How many lines of these records hold the string "üzenet"? Reply with the number alone.
[begin Records for the exercise]
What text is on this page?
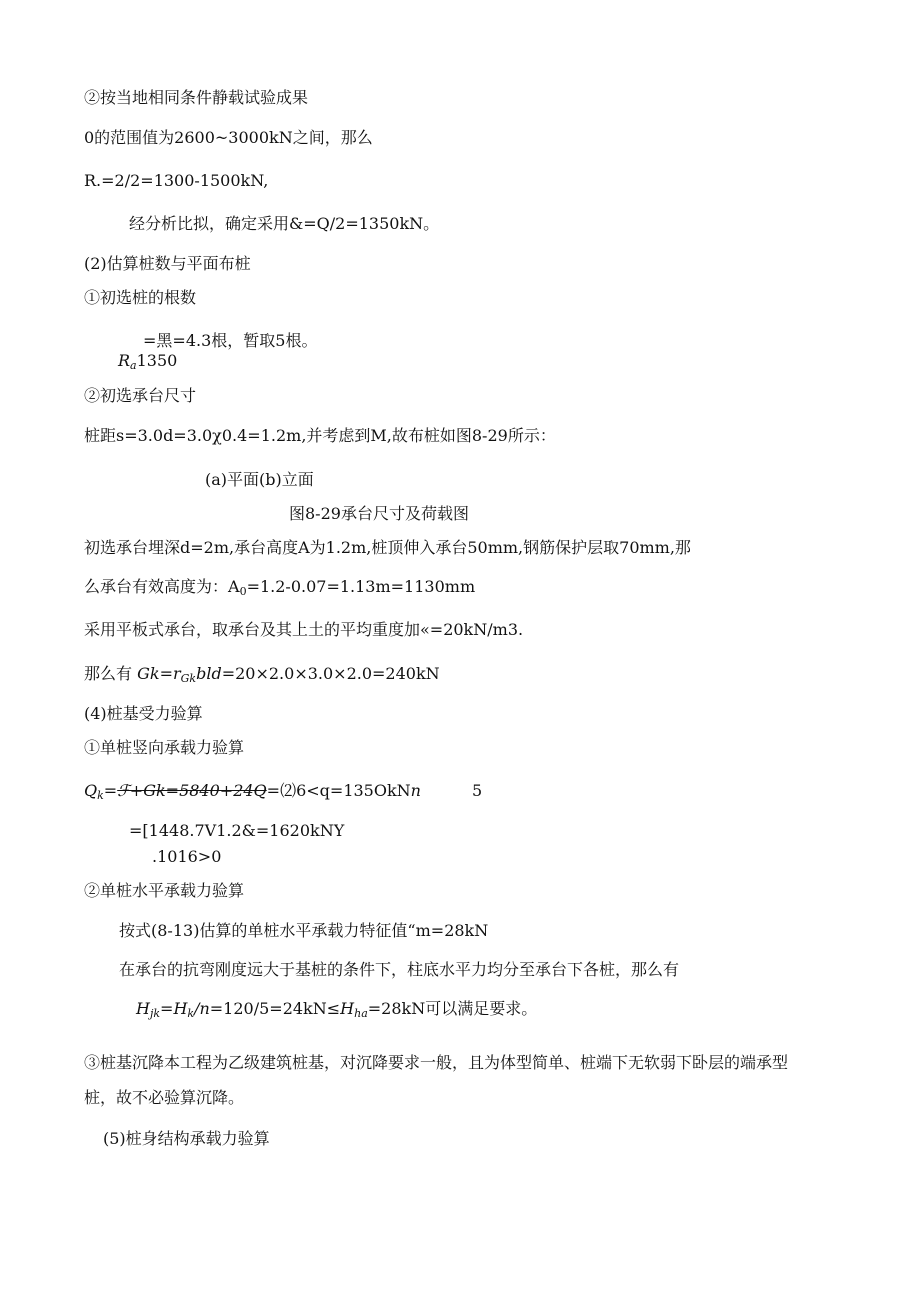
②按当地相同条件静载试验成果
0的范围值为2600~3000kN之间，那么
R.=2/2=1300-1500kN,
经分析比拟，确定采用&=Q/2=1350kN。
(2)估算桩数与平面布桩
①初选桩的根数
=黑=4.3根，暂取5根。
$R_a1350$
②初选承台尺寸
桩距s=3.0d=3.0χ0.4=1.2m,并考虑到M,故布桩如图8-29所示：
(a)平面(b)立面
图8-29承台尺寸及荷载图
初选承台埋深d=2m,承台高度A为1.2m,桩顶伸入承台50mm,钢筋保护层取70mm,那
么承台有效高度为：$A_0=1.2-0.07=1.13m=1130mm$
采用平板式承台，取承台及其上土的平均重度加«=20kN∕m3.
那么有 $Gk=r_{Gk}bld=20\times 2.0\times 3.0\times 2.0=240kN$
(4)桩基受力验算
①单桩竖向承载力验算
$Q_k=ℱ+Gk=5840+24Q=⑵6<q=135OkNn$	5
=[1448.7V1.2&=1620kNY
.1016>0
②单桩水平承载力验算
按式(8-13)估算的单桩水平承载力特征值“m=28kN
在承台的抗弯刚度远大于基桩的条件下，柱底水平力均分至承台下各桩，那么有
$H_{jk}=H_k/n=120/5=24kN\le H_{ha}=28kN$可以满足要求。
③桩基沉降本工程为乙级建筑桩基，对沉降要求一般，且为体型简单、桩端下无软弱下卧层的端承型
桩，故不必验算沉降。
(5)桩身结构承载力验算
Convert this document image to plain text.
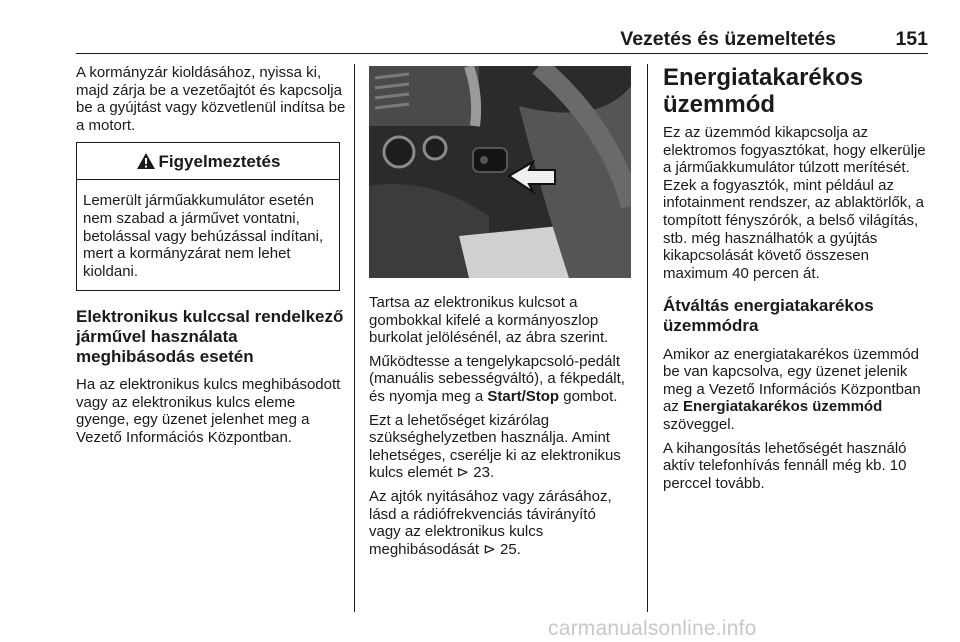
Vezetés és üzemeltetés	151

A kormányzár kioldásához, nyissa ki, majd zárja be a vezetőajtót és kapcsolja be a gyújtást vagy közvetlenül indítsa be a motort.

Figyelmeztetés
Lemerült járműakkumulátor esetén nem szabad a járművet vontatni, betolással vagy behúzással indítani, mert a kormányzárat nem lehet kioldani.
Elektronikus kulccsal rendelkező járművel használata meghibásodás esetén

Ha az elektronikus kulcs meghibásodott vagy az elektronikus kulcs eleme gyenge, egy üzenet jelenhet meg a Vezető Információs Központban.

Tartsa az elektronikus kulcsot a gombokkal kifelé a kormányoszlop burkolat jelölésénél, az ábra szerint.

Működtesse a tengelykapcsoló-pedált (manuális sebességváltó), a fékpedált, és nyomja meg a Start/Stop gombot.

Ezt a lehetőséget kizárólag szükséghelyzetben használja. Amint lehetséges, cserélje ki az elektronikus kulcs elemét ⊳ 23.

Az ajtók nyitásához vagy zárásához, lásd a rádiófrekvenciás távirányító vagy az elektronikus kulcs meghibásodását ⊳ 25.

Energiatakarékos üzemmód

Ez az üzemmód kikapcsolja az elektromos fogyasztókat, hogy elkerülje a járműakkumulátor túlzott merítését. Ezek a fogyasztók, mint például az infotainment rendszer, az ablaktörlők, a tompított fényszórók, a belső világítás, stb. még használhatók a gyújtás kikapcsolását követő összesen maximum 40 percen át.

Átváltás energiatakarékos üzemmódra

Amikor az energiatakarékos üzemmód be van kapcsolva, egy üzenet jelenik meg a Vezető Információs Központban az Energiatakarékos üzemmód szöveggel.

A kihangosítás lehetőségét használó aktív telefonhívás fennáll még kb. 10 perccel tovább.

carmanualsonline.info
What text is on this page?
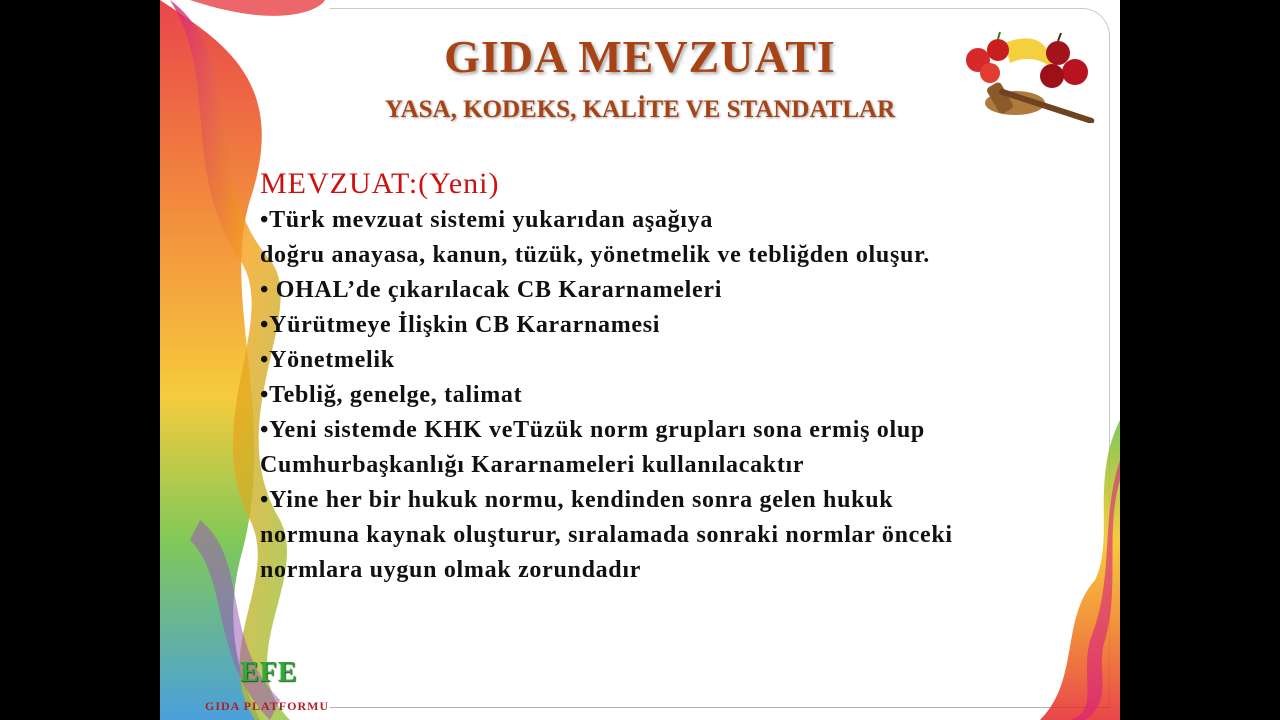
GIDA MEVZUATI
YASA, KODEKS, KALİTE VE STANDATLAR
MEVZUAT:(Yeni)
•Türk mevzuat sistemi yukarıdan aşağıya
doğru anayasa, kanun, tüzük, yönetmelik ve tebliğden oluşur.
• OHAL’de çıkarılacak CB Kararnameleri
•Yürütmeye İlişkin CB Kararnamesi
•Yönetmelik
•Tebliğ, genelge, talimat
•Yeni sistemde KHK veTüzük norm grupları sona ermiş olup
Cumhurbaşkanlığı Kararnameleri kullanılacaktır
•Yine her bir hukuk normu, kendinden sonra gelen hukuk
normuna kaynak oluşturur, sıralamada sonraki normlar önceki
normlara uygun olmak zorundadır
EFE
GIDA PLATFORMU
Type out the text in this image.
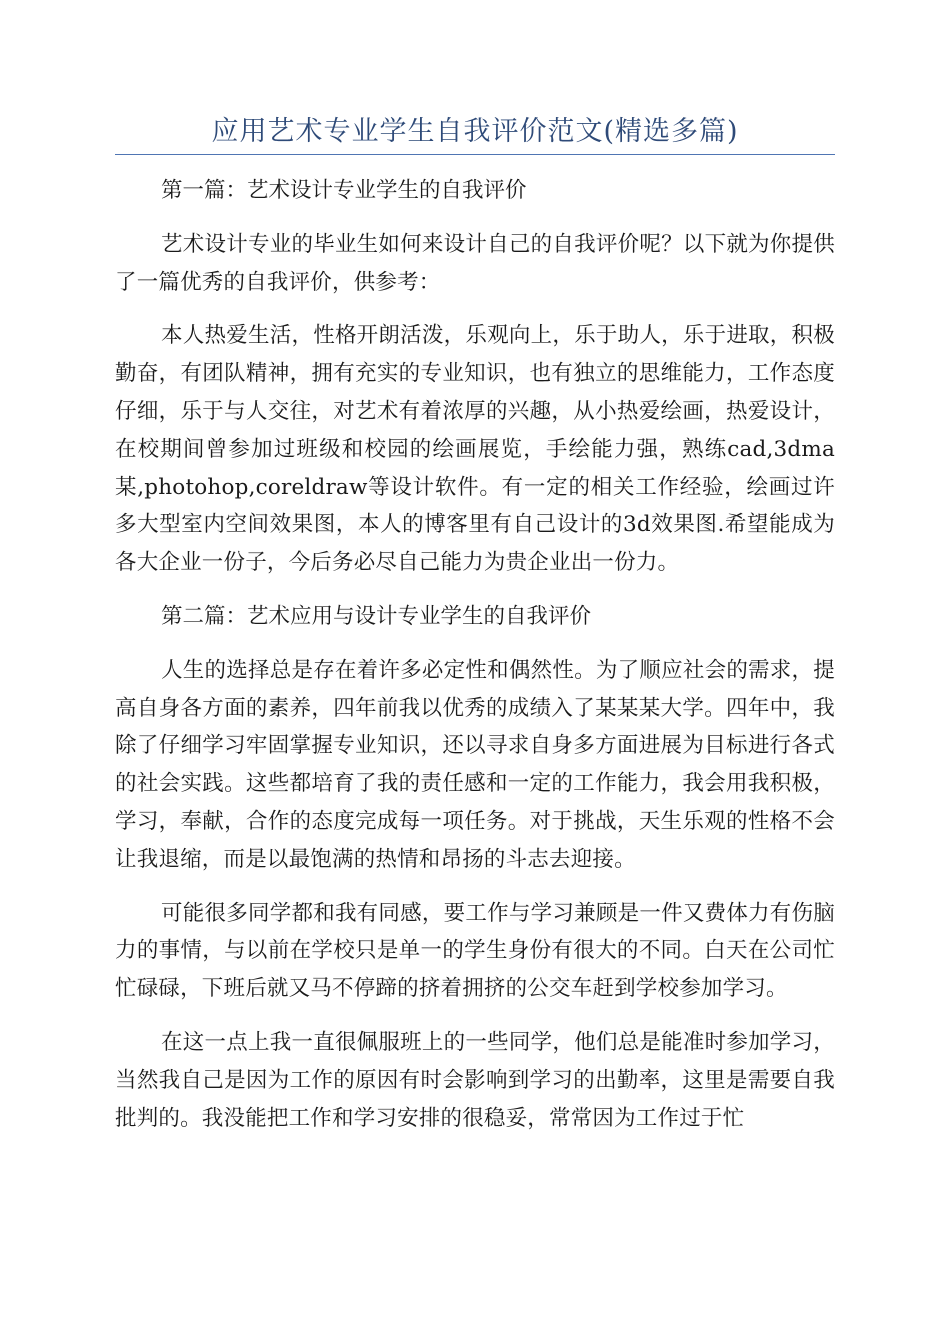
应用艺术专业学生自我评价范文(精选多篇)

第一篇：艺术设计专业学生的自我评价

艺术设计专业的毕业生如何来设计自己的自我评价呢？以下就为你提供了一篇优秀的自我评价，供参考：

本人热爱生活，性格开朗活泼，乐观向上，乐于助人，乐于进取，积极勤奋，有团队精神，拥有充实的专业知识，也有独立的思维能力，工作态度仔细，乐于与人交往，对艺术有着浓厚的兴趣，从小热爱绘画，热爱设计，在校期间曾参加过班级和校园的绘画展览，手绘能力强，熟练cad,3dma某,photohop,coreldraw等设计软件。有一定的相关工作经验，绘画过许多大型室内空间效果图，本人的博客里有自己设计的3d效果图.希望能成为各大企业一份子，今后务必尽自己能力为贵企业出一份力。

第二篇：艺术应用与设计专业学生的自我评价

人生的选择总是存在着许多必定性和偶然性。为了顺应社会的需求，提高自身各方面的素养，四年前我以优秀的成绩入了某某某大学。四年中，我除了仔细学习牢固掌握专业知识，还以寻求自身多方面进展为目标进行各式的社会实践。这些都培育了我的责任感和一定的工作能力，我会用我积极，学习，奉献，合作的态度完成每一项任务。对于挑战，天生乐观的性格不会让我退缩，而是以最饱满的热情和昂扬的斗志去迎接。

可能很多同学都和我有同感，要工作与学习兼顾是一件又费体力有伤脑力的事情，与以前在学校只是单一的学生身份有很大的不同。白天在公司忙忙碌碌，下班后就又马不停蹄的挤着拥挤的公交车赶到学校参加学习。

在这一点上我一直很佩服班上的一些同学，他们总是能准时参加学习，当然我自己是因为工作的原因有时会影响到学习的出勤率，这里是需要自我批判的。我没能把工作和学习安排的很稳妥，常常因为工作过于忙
[end Records for the exercise]
▶ Correct output:
2